### STATED EXERCISE:
Of all the lines in these entries, how many contain the string "with"? Give only that count.

### STORED DATA:
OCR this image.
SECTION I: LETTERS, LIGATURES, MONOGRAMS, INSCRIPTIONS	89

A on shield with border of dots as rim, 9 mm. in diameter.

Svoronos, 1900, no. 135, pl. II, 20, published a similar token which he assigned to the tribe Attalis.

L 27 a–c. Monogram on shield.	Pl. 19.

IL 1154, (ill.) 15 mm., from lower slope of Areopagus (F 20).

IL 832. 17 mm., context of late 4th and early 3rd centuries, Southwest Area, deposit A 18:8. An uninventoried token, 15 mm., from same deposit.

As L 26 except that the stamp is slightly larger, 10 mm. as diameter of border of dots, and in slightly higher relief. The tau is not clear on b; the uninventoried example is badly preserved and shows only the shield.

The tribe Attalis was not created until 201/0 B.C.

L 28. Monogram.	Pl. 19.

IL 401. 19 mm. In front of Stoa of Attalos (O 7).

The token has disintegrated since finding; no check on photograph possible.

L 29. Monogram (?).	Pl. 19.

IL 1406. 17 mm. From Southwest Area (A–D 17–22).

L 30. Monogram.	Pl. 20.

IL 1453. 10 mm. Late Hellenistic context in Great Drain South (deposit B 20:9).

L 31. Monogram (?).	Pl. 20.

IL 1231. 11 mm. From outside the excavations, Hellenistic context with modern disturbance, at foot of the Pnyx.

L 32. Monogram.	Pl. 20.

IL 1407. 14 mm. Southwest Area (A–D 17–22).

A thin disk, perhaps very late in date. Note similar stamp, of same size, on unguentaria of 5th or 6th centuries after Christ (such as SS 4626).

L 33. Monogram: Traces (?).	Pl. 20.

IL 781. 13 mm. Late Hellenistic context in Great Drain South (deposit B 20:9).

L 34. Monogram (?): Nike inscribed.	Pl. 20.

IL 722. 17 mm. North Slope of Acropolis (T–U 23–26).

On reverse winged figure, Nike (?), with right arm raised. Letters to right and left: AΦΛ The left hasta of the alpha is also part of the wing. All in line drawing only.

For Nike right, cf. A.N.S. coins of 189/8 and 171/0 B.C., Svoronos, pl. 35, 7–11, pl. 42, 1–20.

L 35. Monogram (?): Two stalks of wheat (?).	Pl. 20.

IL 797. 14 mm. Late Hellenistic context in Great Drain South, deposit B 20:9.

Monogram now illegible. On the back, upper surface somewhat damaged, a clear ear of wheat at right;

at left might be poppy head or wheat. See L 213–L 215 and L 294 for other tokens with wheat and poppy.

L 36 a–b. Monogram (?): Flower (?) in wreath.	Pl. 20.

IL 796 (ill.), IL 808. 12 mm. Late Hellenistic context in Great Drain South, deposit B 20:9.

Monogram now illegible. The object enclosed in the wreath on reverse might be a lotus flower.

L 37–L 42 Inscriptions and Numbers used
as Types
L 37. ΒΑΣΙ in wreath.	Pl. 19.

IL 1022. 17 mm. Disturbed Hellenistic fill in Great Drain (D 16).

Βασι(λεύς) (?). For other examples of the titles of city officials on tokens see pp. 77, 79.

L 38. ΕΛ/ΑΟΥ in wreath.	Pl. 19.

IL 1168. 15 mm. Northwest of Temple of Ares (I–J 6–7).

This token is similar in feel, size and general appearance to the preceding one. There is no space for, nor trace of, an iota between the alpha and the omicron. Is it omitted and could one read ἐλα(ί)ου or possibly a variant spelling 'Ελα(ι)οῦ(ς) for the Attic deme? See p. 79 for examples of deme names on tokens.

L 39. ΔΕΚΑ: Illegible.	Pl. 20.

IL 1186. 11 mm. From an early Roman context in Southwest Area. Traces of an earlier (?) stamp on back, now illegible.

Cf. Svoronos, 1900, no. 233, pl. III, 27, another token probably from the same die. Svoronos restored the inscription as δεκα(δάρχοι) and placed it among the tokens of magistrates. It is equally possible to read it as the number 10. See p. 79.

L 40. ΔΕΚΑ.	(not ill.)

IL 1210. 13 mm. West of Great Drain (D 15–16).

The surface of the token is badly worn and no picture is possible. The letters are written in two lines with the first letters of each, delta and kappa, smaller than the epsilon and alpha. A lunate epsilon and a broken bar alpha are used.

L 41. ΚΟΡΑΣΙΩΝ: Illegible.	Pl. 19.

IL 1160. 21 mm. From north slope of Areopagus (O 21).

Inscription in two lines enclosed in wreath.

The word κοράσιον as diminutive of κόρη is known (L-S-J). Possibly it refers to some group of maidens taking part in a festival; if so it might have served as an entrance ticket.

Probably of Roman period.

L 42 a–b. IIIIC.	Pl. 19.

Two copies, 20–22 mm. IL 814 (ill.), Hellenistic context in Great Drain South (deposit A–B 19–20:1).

### RESPONSE:
5